>>>>
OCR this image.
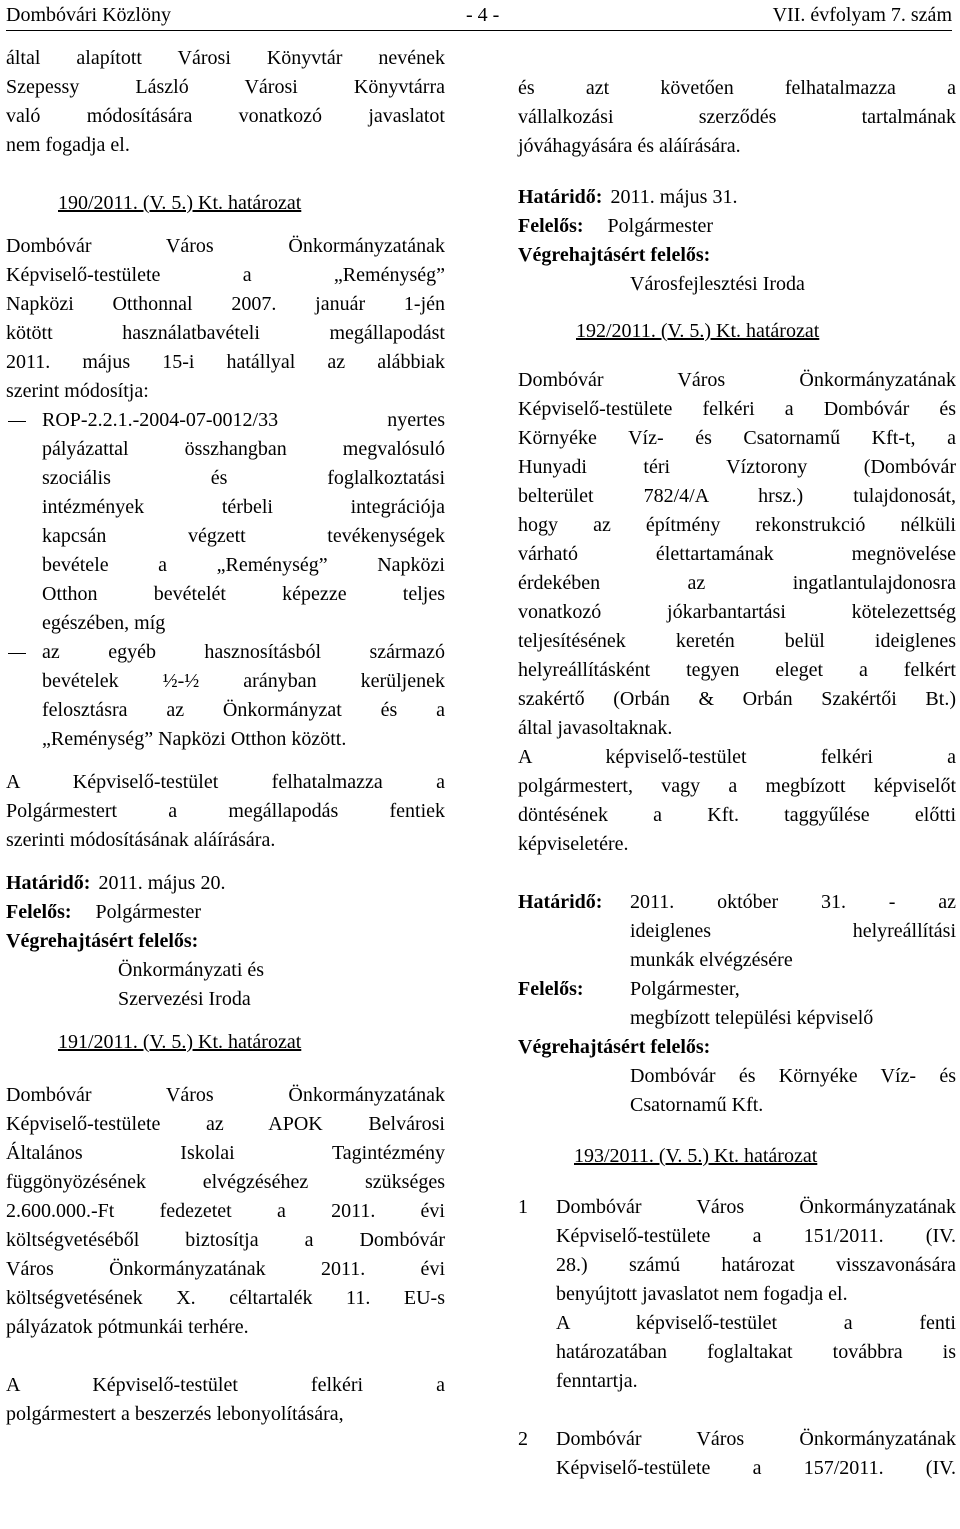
Dombóvári Közlöny	- 4 -	VII. évfolyam 7. szám
által alapított Városi Könyvtár nevének
Szepessy László Városi Könyvtárra
való módosítására vonatkozó javaslatot
nem fogadja el.
190/2011. (V. 5.) Kt. határozat
Dombóvár Város Önkormányzatának
Képviselő-testülete a „Reménység”
Napközi Otthonnal 2007. január 1-jén
kötött használatbavételi megállapodást
2011. május 15-i hatállyal az alábbiak
szerint módosítja:
ROP-2.2.1.-2004-07-0012/33 nyertes
pályázattal összhangban megvalósuló
szociális és foglalkoztatási
intézmények térbeli integrációja
kapcsán végzett tevékenységek
bevétele a „Reménység” Napközi
Otthon bevételét képezze teljes
egészében, míg
az egyéb hasznosításból származó
bevételek ½-½ arányban kerüljenek
felosztásra az Önkormányzat és a
„Reménység” Napközi Otthon között.
A Képviselő-testület felhatalmazza a
Polgármestert a megállapodás fentiek
szerinti módosításának aláírására.
Határidő: 2011. május 20.
Felelős:	Polgármester
Végrehajtásért felelős:
Önkormányzati és Szervezési Iroda
191/2011. (V. 5.) Kt. határozat
Dombóvár Város Önkormányzatának
Képviselő-testülete az APOK Belvárosi
Általános Iskolai Tagintézmény
függönyözésének elvégzéséhez szükséges
2.600.000.-Ft fedezetet a 2011. évi
költségvetéséből biztosítja a Dombóvár
Város Önkormányzatának 2011. évi
költségvetésének X. céltartalék 11. EU-s
pályázatok pótmunkái terhére.
A Képviselő-testület felkéri a
polgármestert a beszerzés lebonyolítására,
és azt követően felhatalmazza a
vállalkozási szerződés tartalmának
jóváhagyására és aláírására.
Határidő: 2011. május 31.
Felelős:	Polgármester
Végrehajtásért felelős:
Városfejlesztési Iroda
192/2011. (V. 5.) Kt. határozat
Dombóvár Város Önkormányzatának
Képviselő-testülete felkéri a Dombóvár és
Környéke Víz- és Csatornamű Kft-t, a
Hunyadi téri Víztorony (Dombóvár
belterület 782/4/A hrsz.) tulajdonosát,
hogy az építmény rekonstrukció nélküli
várható élettartamának megnövelése
érdekében az ingatlantulajdonosra
vonatkozó jókarbantartási kötelezettség
teljesítésének keretén belül ideiglenes
helyreállításként tegyen eleget a felkért
szakértő (Orbán & Orbán Szakértői Bt.)
által javasoltaknak.
A képviselő-testület felkéri a
polgármestert, vagy a megbízott képviselőt
döntésének a Kft. taggyűlése előtti
képviseletére.
Határidő:	2011. október 31. - az
ideiglenes helyreállítási
munkák elvégzésére
Felelős:	Polgármester,
megbízott települési képviselő
Végrehajtásért felelős:
Dombóvár és Környéke Víz- és
Csatornamű Kft.
193/2011. (V. 5.) Kt. határozat
1	Dombóvár Város Önkormányzatának
Képviselő-testülete a 151/2011. (IV.
28.) számú határozat visszavonására
benyújtott javaslatot nem fogadja el.
A képviselő-testület a fenti
határozatában foglaltakat továbbra is
fenntartja.
2	Dombóvár Város Önkormányzatának
Képviselő-testülete a 157/2011. (IV.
<<<<
Retype every entry verbatim and exclude the pictures from the copy.

* RESULT OF THIS TASK:
OCR this image.
Dombóvári Közlöny	- 4 -	VII. évfolyam 7. szám
által alapított Városi Könyvtár nevének
Szepessy László Városi Könyvtárra
való módosítására vonatkozó javaslatot
nem fogadja el.
190/2011. (V. 5.) Kt. határozat
Dombóvár Város Önkormányzatának
Képviselő-testülete a „Reménység”
Napközi Otthonnal 2007. január 1-jén
kötött használatbavételi megállapodást
2011. május 15-i hatállyal az alábbiak
szerint módosítja:
ROP-2.2.1.-2004-07-0012/33 nyertes
pályázattal összhangban megvalósuló
szociális és foglalkoztatási
intézmények térbeli integrációja
kapcsán végzett tevékenységek
bevétele a „Reménység” Napközi
Otthon bevételét képezze teljes
egészében, míg
az egyéb hasznosításból származó
bevételek ½-½ arányban kerüljenek
felosztásra az Önkormányzat és a
„Reménység” Napközi Otthon között.
A Képviselő-testület felhatalmazza a
Polgármestert a megállapodás fentiek
szerinti módosításának aláírására.
Határidő: 2011. május 20.
Felelős:	Polgármester
Végrehajtásért felelős:
Önkormányzati és Szervezési Iroda
191/2011. (V. 5.) Kt. határozat
Dombóvár Város Önkormányzatának
Képviselő-testülete az APOK Belvárosi
Általános Iskolai Tagintézmény
függönyözésének elvégzéséhez szükséges
2.600.000.-Ft fedezetet a 2011. évi
költségvetéséből biztosítja a Dombóvár
Város Önkormányzatának 2011. évi
költségvetésének X. céltartalék 11. EU-s
pályázatok pótmunkái terhére.
A Képviselő-testület felkéri a
polgármestert a beszerzés lebonyolítására,
és azt követően felhatalmazza a
vállalkozási szerződés tartalmának
jóváhagyására és aláírására.
Határidő: 2011. május 31.
Felelős:	Polgármester
Végrehajtásért felelős:
Városfejlesztési Iroda
192/2011. (V. 5.) Kt. határozat
Dombóvár Város Önkormányzatának
Képviselő-testülete felkéri a Dombóvár és
Környéke Víz- és Csatornamű Kft-t, a
Hunyadi téri Víztorony (Dombóvár
belterület 782/4/A hrsz.) tulajdonosát,
hogy az építmény rekonstrukció nélküli
várható élettartamának megnövelése
érdekében az ingatlantulajdonosra
vonatkozó jókarbantartási kötelezettség
teljesítésének keretén belül ideiglenes
helyreállításként tegyen eleget a felkért
szakértő (Orbán & Orbán Szakértői Bt.)
által javasoltaknak.
A képviselő-testület felkéri a
polgármestert, vagy a megbízott képviselőt
döntésének a Kft. taggyűlése előtti
képviseletére.
Határidő:	2011. október 31. - az
ideiglenes helyreállítási
munkák elvégzésére
Felelős:	Polgármester,
megbízott települési képviselő
Végrehajtásért felelős:
Dombóvár és Környéke Víz- és
Csatornamű Kft.
193/2011. (V. 5.) Kt. határozat
1	Dombóvár Város Önkormányzatának
Képviselő-testülete a 151/2011. (IV.
28.) számú határozat visszavonására
benyújtott javaslatot nem fogadja el.
A képviselő-testület a fenti
határozatában foglaltakat továbbra is
fenntartja.
2	Dombóvár Város Önkormányzatának
Képviselő-testülete a 157/2011. (IV.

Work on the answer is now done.